[Stored data]
— begin —
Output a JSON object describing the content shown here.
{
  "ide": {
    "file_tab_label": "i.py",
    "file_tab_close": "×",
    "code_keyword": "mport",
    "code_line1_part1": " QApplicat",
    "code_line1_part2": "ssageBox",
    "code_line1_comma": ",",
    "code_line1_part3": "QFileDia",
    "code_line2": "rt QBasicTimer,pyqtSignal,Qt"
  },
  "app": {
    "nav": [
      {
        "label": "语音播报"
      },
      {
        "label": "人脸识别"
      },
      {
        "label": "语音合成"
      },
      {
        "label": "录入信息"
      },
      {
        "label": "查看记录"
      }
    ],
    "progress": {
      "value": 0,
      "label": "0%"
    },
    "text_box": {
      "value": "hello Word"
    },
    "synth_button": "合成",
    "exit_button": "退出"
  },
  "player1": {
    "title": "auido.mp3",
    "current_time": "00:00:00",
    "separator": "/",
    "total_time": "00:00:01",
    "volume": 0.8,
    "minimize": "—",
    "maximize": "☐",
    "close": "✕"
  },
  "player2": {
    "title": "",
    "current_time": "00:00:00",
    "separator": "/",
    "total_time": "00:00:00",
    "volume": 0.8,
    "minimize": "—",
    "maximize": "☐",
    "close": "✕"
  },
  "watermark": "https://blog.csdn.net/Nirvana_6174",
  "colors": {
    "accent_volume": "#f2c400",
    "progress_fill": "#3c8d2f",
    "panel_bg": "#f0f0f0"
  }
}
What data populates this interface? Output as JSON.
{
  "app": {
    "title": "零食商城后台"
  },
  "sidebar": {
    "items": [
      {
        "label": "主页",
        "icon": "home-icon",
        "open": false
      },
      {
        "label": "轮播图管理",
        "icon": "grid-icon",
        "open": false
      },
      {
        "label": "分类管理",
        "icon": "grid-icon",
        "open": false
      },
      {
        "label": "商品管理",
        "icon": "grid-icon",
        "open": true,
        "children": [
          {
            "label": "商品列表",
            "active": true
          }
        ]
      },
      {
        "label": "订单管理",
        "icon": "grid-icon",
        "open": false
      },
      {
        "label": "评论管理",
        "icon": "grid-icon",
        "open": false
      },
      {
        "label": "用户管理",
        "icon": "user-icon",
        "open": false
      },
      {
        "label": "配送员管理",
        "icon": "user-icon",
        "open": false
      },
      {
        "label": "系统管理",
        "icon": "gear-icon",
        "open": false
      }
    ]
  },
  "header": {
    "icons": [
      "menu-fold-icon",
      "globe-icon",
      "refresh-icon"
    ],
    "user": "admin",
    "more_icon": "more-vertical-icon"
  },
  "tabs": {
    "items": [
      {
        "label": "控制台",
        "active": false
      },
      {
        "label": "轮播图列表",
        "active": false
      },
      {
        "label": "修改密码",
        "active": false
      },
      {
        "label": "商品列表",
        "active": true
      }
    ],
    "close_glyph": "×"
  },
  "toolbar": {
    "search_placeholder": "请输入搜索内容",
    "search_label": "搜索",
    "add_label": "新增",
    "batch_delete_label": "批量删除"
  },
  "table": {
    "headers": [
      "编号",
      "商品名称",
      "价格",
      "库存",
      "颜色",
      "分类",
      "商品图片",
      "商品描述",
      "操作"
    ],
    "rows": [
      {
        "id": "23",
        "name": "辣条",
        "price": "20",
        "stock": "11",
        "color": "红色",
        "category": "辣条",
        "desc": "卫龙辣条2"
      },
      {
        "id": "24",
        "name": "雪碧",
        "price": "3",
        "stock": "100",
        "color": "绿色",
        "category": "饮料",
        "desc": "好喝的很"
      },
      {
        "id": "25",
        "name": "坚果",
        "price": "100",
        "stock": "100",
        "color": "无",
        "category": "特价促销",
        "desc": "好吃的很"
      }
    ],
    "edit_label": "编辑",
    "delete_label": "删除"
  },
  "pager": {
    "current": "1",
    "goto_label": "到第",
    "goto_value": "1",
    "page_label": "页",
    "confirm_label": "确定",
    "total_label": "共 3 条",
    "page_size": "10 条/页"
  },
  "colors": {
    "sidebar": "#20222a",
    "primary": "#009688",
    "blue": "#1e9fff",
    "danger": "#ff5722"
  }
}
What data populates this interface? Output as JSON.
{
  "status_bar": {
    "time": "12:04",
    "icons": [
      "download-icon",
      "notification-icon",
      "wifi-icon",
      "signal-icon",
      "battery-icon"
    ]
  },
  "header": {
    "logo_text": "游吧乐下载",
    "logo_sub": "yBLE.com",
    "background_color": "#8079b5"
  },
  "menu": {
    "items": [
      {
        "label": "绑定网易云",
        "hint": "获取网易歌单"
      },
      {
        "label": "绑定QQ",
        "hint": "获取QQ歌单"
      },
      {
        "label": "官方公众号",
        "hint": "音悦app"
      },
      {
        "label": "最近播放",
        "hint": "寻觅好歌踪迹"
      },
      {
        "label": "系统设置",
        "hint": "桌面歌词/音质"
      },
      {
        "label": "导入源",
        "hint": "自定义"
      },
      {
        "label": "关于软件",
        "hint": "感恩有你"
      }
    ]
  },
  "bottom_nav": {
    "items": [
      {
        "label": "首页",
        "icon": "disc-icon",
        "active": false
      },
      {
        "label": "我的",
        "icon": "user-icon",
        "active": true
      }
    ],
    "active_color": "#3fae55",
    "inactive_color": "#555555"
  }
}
— end —
Write out every line exactly as it stands.

Output a JSON object describing the content shown here.
{
  "ide": {
    "file_tab_label": "i.py",
    "file_tab_close": "×",
    "code_keyword": "mport",
    "code_line1_part1": " QApplicat",
    "code_line1_part2": "ssageBox",
    "code_line1_comma": ",",
    "code_line1_part3": "QFileDia",
    "code_line2": "rt QBasicTimer,pyqtSignal,Qt"
  },
  "app": {
    "nav": [
      {
        "label": "语音播报"
      },
      {
        "label": "人脸识别"
      },
      {
        "label": "语音合成"
      },
      {
        "label": "录入信息"
      },
      {
        "label": "查看记录"
      }
    ],
    "progress": {
      "value": 0,
      "label": "0%"
    },
    "text_box": {
      "value": "hello Word"
    },
    "synth_button": "合成",
    "exit_button": "退出"
  },
  "player1": {
    "title": "auido.mp3",
    "current_time": "00:00:00",
    "separator": "/",
    "total_time": "00:00:01",
    "volume": 0.8,
    "minimize": "—",
    "maximize": "☐",
    "close": "✕"
  },
  "player2": {
    "title": "",
    "current_time": "00:00:00",
    "separator": "/",
    "total_time": "00:00:00",
    "volume": 0.8,
    "minimize": "—",
    "maximize": "☐",
    "close": "✕"
  },
  "watermark": "https://blog.csdn.net/Nirvana_6174",
  "colors": {
    "accent_volume": "#f2c400",
    "progress_fill": "#3c8d2f",
    "panel_bg": "#f0f0f0"
  }
}
What data populates this interface? Output as JSON.
{
  "app": {
    "title": "零食商城后台"
  },
  "sidebar": {
    "items": [
      {
        "label": "主页",
        "icon": "home-icon",
        "open": false
      },
      {
        "label": "轮播图管理",
        "icon": "grid-icon",
        "open": false
      },
      {
        "label": "分类管理",
        "icon": "grid-icon",
        "open": false
      },
      {
        "label": "商品管理",
        "icon": "grid-icon",
        "open": true,
        "children": [
          {
            "label": "商品列表",
            "active": true
          }
        ]
      },
      {
        "label": "订单管理",
        "icon": "grid-icon",
        "open": false
      },
      {
        "label": "评论管理",
        "icon": "grid-icon",
        "open": false
      },
      {
        "label": "用户管理",
        "icon": "user-icon",
        "open": false
      },
      {
        "label": "配送员管理",
        "icon": "user-icon",
        "open": false
      },
      {
        "label": "系统管理",
        "icon": "gear-icon",
        "open": false
      }
    ]
  },
  "header": {
    "icons": [
      "menu-fold-icon",
      "globe-icon",
      "refresh-icon"
    ],
    "user": "admin",
    "more_icon": "more-vertical-icon"
  },
  "tabs": {
    "items": [
      {
        "label": "控制台",
        "active": false
      },
      {
        "label": "轮播图列表",
        "active": false
      },
      {
        "label": "修改密码",
        "active": false
      },
      {
        "label": "商品列表",
        "active": true
      }
    ],
    "close_glyph": "×"
  },
  "toolbar": {
    "search_placeholder": "请输入搜索内容",
    "search_label": "搜索",
    "add_label": "新增",
    "batch_delete_label": "批量删除"
  },
  "table": {
    "headers": [
      "编号",
      "商品名称",
      "价格",
      "库存",
      "颜色",
      "分类",
      "商品图片",
      "商品描述",
      "操作"
    ],
    "rows": [
      {
        "id": "23",
        "name": "辣条",
        "price": "20",
        "stock": "11",
        "color": "红色",
        "category": "辣条",
        "desc": "卫龙辣条2"
      },
      {
        "id": "24",
        "name": "雪碧",
        "price": "3",
        "stock": "100",
        "color": "绿色",
        "category": "饮料",
        "desc": "好喝的很"
      },
      {
        "id": "25",
        "name": "坚果",
        "price": "100",
        "stock": "100",
        "color": "无",
        "category": "特价促销",
        "desc": "好吃的很"
      }
    ],
    "edit_label": "编辑",
    "delete_label": "删除"
  },
  "pager": {
    "current": "1",
    "goto_label": "到第",
    "goto_value": "1",
    "page_label": "页",
    "confirm_label": "确定",
    "total_label": "共 3 条",
    "page_size": "10 条/页"
  },
  "colors": {
    "sidebar": "#20222a",
    "primary": "#009688",
    "blue": "#1e9fff",
    "danger": "#ff5722"
  }
}
What data populates this interface? Output as JSON.
{
  "status_bar": {
    "time": "12:04",
    "icons": [
      "download-icon",
      "notification-icon",
      "wifi-icon",
      "signal-icon",
      "battery-icon"
    ]
  },
  "header": {
    "logo_text": "游吧乐下载",
    "logo_sub": "yBLE.com",
    "background_color": "#8079b5"
  },
  "menu": {
    "items": [
      {
        "label": "绑定网易云",
        "hint": "获取网易歌单"
      },
      {
        "label": "绑定QQ",
        "hint": "获取QQ歌单"
      },
      {
        "label": "官方公众号",
        "hint": "音悦app"
      },
      {
        "label": "最近播放",
        "hint": "寻觅好歌踪迹"
      },
      {
        "label": "系统设置",
        "hint": "桌面歌词/音质"
      },
      {
        "label": "导入源",
        "hint": "自定义"
      },
      {
        "label": "关于软件",
        "hint": "感恩有你"
      }
    ]
  },
  "bottom_nav": {
    "items": [
      {
        "label": "首页",
        "icon": "disc-icon",
        "active": false
      },
      {
        "label": "我的",
        "icon": "user-icon",
        "active": true
      }
    ],
    "active_color": "#3fae55",
    "inactive_color": "#555555"
  }
}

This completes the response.